WHAT TO PRODUCE: Restate the records below word for word.

(Some records)
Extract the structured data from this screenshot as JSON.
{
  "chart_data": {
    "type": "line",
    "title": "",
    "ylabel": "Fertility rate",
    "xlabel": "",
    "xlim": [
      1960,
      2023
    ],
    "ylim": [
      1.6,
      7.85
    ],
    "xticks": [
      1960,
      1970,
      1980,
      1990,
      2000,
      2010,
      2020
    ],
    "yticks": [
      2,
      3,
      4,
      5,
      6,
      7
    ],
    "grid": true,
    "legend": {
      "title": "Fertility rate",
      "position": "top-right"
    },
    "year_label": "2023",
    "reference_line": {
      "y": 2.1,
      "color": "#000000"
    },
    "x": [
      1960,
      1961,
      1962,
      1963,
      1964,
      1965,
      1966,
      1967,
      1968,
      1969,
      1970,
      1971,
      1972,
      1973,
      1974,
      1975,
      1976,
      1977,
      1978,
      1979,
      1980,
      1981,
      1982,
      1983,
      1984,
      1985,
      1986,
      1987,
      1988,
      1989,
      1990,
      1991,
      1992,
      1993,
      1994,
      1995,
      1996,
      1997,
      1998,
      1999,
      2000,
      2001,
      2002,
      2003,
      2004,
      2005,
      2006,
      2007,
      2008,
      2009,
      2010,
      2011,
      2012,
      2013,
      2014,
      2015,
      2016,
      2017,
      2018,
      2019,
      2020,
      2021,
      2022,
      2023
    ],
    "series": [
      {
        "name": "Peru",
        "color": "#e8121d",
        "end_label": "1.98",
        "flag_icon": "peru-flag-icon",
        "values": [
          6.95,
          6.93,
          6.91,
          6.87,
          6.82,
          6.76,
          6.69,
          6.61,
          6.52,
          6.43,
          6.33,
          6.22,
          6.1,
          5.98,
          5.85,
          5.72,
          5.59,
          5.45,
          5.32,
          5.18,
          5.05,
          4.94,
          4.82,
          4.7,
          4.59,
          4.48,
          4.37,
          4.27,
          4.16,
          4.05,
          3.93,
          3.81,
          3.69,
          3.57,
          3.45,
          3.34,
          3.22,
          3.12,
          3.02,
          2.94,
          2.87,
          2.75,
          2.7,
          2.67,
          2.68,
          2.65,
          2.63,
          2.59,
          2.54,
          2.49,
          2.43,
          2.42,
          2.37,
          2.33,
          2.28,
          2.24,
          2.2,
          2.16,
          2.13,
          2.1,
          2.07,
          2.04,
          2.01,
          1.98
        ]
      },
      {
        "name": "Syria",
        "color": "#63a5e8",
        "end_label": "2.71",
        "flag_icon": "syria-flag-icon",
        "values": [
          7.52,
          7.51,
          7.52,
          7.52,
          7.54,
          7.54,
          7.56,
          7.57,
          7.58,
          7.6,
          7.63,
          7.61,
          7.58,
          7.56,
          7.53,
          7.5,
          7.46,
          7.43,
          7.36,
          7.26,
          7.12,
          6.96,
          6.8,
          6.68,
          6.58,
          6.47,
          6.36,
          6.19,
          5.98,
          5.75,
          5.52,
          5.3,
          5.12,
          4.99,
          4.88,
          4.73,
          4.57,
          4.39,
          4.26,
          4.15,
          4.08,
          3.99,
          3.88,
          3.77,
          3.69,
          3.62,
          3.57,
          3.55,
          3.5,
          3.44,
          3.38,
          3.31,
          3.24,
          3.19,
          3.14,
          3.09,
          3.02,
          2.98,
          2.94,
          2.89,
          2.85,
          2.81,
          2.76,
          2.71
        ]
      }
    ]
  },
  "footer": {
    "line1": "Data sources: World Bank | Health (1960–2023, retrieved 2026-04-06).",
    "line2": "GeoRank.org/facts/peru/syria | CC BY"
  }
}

RESPONSE TO THIS EXERCISE:
Extract the structured data from this screenshot as JSON.
{
  "chart_data": {
    "type": "line",
    "title": "",
    "ylabel": "Fertility rate",
    "xlabel": "",
    "xlim": [
      1960,
      2023
    ],
    "ylim": [
      1.6,
      7.85
    ],
    "xticks": [
      1960,
      1970,
      1980,
      1990,
      2000,
      2010,
      2020
    ],
    "yticks": [
      2,
      3,
      4,
      5,
      6,
      7
    ],
    "grid": true,
    "legend": {
      "title": "Fertility rate",
      "position": "top-right"
    },
    "year_label": "2023",
    "reference_line": {
      "y": 2.1,
      "color": "#000000"
    },
    "x": [
      1960,
      1961,
      1962,
      1963,
      1964,
      1965,
      1966,
      1967,
      1968,
      1969,
      1970,
      1971,
      1972,
      1973,
      1974,
      1975,
      1976,
      1977,
      1978,
      1979,
      1980,
      1981,
      1982,
      1983,
      1984,
      1985,
      1986,
      1987,
      1988,
      1989,
      1990,
      1991,
      1992,
      1993,
      1994,
      1995,
      1996,
      1997,
      1998,
      1999,
      2000,
      2001,
      2002,
      2003,
      2004,
      2005,
      2006,
      2007,
      2008,
      2009,
      2010,
      2011,
      2012,
      2013,
      2014,
      2015,
      2016,
      2017,
      2018,
      2019,
      2020,
      2021,
      2022,
      2023
    ],
    "series": [
      {
        "name": "Peru",
        "color": "#e8121d",
        "end_label": "1.98",
        "flag_icon": "peru-flag-icon",
        "values": [
          6.95,
          6.93,
          6.91,
          6.87,
          6.82,
          6.76,
          6.69,
          6.61,
          6.52,
          6.43,
          6.33,
          6.22,
          6.1,
          5.98,
          5.85,
          5.72,
          5.59,
          5.45,
          5.32,
          5.18,
          5.05,
          4.94,
          4.82,
          4.7,
          4.59,
          4.48,
          4.37,
          4.27,
          4.16,
          4.05,
          3.93,
          3.81,
          3.69,
          3.57,
          3.45,
          3.34,
          3.22,
          3.12,
          3.02,
          2.94,
          2.87,
          2.75,
          2.7,
          2.67,
          2.68,
          2.65,
          2.63,
          2.59,
          2.54,
          2.49,
          2.43,
          2.42,
          2.37,
          2.33,
          2.28,
          2.24,
          2.2,
          2.16,
          2.13,
          2.1,
          2.07,
          2.04,
          2.01,
          1.98
        ]
      },
      {
        "name": "Syria",
        "color": "#63a5e8",
        "end_label": "2.71",
        "flag_icon": "syria-flag-icon",
        "values": [
          7.52,
          7.51,
          7.52,
          7.52,
          7.54,
          7.54,
          7.56,
          7.57,
          7.58,
          7.6,
          7.63,
          7.61,
          7.58,
          7.56,
          7.53,
          7.5,
          7.46,
          7.43,
          7.36,
          7.26,
          7.12,
          6.96,
          6.8,
          6.68,
          6.58,
          6.47,
          6.36,
          6.19,
          5.98,
          5.75,
          5.52,
          5.3,
          5.12,
          4.99,
          4.88,
          4.73,
          4.57,
          4.39,
          4.26,
          4.15,
          4.08,
          3.99,
          3.88,
          3.77,
          3.69,
          3.62,
          3.57,
          3.55,
          3.5,
          3.44,
          3.38,
          3.31,
          3.24,
          3.19,
          3.14,
          3.09,
          3.02,
          2.98,
          2.94,
          2.89,
          2.85,
          2.81,
          2.76,
          2.71
        ]
      }
    ]
  },
  "footer": {
    "line1": "Data sources: World Bank | Health (1960–2023, retrieved 2026-04-06).",
    "line2": "GeoRank.org/facts/peru/syria | CC BY"
  }
}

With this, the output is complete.